[Collected data]
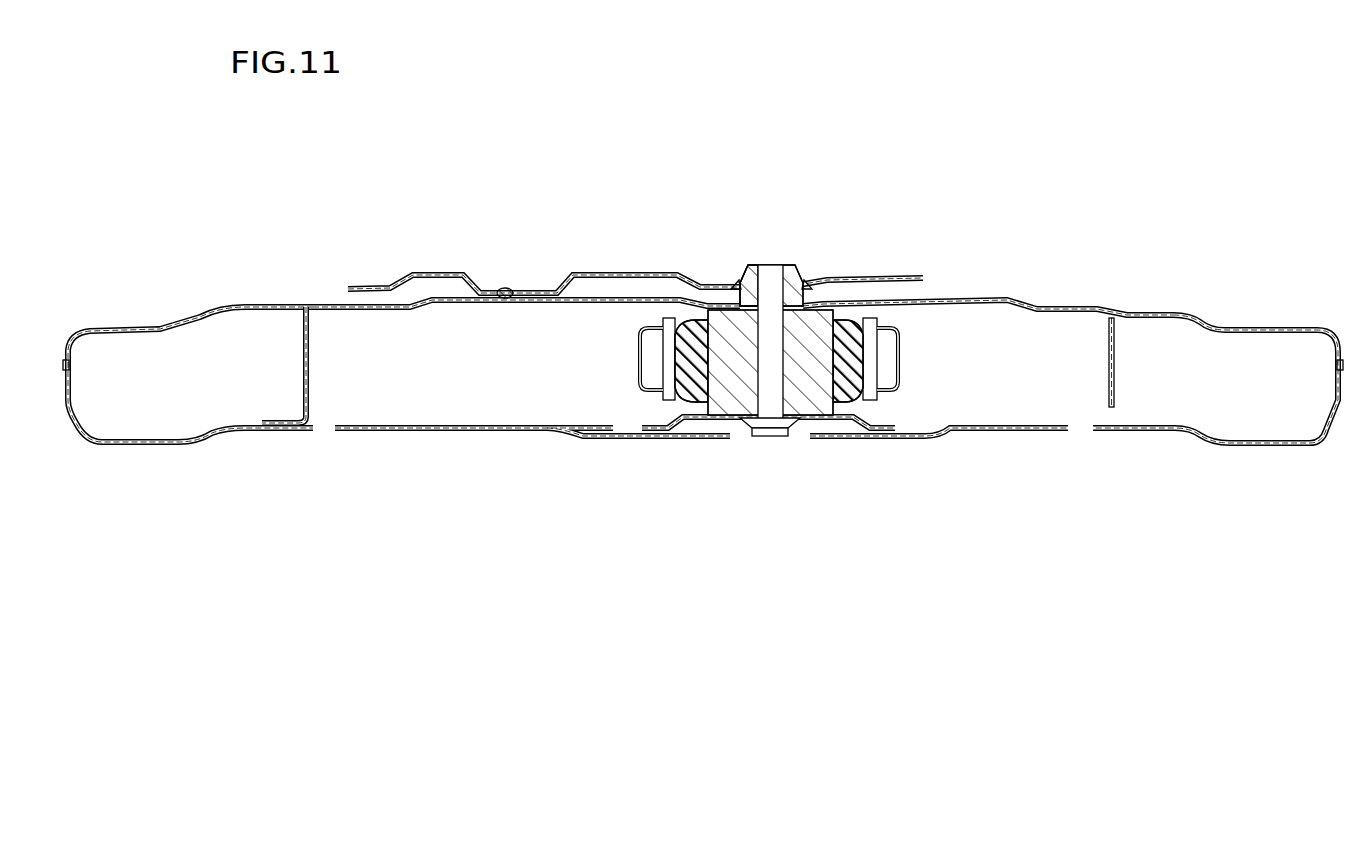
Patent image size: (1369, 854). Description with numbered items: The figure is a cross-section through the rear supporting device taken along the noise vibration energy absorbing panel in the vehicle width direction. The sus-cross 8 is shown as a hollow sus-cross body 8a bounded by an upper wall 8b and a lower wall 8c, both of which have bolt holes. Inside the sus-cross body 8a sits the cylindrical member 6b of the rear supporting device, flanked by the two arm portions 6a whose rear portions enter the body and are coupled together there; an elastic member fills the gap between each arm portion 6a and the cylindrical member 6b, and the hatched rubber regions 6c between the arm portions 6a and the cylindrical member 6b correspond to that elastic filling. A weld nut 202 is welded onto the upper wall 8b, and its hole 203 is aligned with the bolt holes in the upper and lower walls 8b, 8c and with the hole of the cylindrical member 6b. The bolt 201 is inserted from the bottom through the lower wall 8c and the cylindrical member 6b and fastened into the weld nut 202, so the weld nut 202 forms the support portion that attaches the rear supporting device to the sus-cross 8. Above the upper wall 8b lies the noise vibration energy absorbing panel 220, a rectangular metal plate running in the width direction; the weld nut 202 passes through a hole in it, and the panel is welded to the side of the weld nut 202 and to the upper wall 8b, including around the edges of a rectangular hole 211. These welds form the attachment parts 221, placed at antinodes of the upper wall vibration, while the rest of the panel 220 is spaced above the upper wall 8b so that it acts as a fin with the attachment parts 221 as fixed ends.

The sus-cross 8 is at (1173, 240).
The sus-cross body 8a is at (688, 365).
The upper wall 8b is at (1052, 305).
The lower wall 8c is at (1015, 433).
The bolt 201 is at (775, 377).
The weld nut 202 is at (787, 280).
The hole 203 is at (768, 280).
The rectangular hole 211 is at (525, 290).
The noise vibration energy absorbing panel 220 is at (877, 283).
The attachment part 221 is at (507, 287).
The arm portion 6a is at (643, 354).
The cylindrical member 6b is at (738, 395).
The rubber elastic body 6c is at (685, 385).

### Task requirements
Put every line of the records above into a Markdown table with the columns Number and Record line. Number each row, skip blank lines, and leave the pictures out.

### Exercise output
| Number | Record line |
|---|---|
| 1 | Patent image size: (1369, 854). Description with numbered items: The figure is a cross-section through the rear supporting device taken along the noise vibration energy absorbing panel in the vehicle width direction. The sus-cross 8 is shown as a hollow sus-cross body 8a bounded by an upper wall 8b and a lower wall 8c, both of which have bolt holes. Inside the sus-cross body 8a sits the cylindrical member 6b of the rear supporting device, flanked by the two arm portions 6a whose rear portions enter the body and are coupled together there; an elastic member fills the gap between each arm portion 6a and the cylindrical member 6b, and the hatched rubber regions 6c between the arm portions 6a and the cylindrical member 6b correspond to that elastic filling. A weld nut 202 is welded onto the upper wall 8b, and its hole 203 is aligned with the bolt holes in the upper and lower walls 8b, 8c and with the hole of the cylindrical member 6b. The bolt 201 is inserted from the bottom through the lower wall 8c and the cylindrical member 6b and fastened into the weld nut 202, so the weld nut 202 forms the support portion that attaches the rear supporting device to the sus-cross 8. Above the upper wall 8b lies the noise vibration energy absorbing panel 220, a rectangular metal plate running in the width direction; the weld nut 202 passes through a hole in it, and the panel is welded to the side of the weld nut 202 and to the upper wall 8b, including around the edges of a rectangular hole 211. These welds form the attachment parts 221, placed at antinodes of the upper wall vibration, while the rest of the panel 220 is spaced above the upper wall 8b so that it acts as a fin with the attachment parts 221 as fixed ends. |
| 2 | The sus-cross 8 is at (1173, 240). |
| 3 | The sus-cross body 8a is at (688, 365). |
| 4 | The upper wall 8b is at (1052, 305). |
| 5 | The lower wall 8c is at (1015, 433). |
| 6 | The bolt 201 is at (775, 377). |
| 7 | The weld nut 202 is at (787, 280). |
| 8 | The hole 203 is at (768, 280). |
| 9 | The rectangular hole 211 is at (525, 290). |
| 10 | The noise vibration energy absorbing panel 220 is at (877, 283). |
| 11 | The attachment part 221 is at (507, 287). |
| 12 | The arm portion 6a is at (643, 354). |
| 13 | The cylindrical member 6b is at (738, 395). |
| 14 | The rubber elastic body 6c is at (685, 385). |